Stated exercise. Of all the lines in the material, how many contain the word "争创特色"? State the number alone.

Dataset entries.
━━━━━━━━━━━━━━━━━━━━

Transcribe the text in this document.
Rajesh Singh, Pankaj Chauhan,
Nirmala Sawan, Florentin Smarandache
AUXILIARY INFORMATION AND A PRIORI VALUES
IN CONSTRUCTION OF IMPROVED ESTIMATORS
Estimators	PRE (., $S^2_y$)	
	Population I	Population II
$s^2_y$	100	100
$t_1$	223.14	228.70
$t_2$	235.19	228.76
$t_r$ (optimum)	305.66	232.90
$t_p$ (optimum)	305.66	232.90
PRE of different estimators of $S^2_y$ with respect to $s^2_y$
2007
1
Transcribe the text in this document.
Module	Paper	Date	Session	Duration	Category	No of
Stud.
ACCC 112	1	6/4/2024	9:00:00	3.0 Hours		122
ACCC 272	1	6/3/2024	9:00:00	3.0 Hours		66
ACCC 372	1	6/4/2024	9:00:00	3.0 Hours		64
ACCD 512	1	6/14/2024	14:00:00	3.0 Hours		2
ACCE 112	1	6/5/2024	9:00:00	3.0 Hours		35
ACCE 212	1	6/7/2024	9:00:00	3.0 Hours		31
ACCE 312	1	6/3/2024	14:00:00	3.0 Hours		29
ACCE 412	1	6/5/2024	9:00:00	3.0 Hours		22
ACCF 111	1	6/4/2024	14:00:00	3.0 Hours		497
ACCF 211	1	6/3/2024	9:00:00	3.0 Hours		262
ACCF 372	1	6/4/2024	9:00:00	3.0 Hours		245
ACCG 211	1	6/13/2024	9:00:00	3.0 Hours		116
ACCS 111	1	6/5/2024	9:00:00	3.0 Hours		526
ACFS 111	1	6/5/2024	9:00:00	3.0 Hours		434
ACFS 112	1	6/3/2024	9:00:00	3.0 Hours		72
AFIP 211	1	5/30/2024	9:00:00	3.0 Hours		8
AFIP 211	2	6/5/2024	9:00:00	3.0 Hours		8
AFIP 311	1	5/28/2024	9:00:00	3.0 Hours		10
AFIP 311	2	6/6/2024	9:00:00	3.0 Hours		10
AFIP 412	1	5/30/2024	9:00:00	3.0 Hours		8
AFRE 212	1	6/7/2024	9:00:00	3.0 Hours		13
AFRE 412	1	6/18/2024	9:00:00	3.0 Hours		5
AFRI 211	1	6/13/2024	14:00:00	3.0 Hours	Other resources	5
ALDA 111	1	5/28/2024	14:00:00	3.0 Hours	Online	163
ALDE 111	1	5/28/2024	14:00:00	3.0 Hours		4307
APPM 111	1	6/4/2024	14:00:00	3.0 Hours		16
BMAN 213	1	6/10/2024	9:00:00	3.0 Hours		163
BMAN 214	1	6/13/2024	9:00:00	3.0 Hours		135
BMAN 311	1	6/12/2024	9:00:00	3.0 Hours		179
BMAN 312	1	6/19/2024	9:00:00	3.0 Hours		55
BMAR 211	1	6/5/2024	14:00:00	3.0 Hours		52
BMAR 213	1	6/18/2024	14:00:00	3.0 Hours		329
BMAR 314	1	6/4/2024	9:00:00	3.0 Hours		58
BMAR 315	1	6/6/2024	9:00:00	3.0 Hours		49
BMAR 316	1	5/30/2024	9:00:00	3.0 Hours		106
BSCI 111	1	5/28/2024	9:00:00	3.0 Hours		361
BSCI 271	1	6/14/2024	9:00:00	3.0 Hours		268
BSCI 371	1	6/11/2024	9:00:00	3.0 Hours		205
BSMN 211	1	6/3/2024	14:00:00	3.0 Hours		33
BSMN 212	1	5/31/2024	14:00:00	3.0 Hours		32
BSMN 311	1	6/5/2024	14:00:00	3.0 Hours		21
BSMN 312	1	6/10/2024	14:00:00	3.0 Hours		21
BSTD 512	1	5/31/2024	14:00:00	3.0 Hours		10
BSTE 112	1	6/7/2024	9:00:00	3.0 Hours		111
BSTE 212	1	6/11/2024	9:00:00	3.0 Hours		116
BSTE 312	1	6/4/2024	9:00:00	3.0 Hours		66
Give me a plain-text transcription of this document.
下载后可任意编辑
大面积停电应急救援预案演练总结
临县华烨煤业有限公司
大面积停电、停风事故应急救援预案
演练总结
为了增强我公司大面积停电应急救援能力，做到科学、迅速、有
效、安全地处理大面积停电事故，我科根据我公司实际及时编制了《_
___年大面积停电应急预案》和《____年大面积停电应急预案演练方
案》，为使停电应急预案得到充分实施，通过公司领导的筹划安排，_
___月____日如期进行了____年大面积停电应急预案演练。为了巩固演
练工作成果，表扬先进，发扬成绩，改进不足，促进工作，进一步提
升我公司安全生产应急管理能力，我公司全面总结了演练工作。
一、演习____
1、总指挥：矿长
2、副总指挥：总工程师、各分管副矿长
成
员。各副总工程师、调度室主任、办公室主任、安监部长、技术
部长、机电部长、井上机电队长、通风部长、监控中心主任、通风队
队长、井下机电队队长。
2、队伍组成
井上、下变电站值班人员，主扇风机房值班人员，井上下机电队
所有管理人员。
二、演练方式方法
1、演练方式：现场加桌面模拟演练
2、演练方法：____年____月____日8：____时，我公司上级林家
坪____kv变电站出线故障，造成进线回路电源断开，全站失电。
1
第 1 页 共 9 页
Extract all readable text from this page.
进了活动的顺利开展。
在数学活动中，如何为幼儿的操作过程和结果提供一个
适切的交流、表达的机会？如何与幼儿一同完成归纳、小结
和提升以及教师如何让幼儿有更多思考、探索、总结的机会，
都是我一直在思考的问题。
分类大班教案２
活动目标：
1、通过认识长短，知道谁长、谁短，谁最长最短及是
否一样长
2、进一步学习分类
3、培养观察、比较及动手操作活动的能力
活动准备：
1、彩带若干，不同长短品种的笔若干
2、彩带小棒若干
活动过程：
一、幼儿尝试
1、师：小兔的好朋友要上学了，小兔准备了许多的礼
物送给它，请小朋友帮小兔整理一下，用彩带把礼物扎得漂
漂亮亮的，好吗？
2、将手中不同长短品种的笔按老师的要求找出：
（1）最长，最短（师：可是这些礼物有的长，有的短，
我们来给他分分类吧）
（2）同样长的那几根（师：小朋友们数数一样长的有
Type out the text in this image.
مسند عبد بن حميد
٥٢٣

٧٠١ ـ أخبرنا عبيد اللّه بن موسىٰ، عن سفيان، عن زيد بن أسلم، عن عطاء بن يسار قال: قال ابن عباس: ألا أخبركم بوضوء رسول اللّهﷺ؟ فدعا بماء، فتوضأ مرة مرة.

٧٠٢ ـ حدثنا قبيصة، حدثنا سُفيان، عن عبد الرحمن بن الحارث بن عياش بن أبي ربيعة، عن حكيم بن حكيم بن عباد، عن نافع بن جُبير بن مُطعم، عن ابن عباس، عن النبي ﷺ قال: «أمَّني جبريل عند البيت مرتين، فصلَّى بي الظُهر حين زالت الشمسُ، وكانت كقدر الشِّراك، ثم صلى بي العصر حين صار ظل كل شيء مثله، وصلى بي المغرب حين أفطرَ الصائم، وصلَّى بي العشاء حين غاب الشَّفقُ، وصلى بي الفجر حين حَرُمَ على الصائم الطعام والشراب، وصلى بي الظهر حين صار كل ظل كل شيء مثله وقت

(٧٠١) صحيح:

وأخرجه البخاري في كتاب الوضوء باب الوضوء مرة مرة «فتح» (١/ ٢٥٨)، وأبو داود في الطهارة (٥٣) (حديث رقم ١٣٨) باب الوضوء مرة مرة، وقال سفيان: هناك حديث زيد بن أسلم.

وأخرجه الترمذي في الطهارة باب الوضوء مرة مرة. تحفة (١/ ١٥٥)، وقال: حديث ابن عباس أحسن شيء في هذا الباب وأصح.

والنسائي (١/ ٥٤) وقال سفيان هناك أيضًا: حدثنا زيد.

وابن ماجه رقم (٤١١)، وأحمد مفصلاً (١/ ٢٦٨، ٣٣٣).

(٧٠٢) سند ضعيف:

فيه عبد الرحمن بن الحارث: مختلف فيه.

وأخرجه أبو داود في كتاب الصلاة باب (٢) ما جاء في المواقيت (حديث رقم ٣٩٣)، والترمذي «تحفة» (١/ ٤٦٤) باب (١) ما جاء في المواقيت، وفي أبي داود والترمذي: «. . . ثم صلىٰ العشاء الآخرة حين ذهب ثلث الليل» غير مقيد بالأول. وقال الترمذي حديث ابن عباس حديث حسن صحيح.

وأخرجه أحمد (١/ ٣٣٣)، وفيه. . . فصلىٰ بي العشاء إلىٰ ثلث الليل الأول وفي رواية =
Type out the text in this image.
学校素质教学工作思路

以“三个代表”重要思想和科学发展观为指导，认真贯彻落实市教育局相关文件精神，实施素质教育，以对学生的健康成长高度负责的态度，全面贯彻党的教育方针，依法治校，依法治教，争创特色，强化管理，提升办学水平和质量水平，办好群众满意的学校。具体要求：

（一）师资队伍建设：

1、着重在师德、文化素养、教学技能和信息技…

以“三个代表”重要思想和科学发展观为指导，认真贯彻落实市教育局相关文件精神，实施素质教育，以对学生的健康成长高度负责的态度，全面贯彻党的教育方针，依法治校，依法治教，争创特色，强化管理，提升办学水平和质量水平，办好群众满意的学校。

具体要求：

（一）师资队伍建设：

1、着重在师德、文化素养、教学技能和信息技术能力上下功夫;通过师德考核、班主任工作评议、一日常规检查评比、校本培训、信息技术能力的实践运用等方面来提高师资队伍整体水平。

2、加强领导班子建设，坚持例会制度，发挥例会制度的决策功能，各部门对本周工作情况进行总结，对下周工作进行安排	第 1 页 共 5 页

━━━━━━━━━━━━━━━━━━━━

Exercise output. 2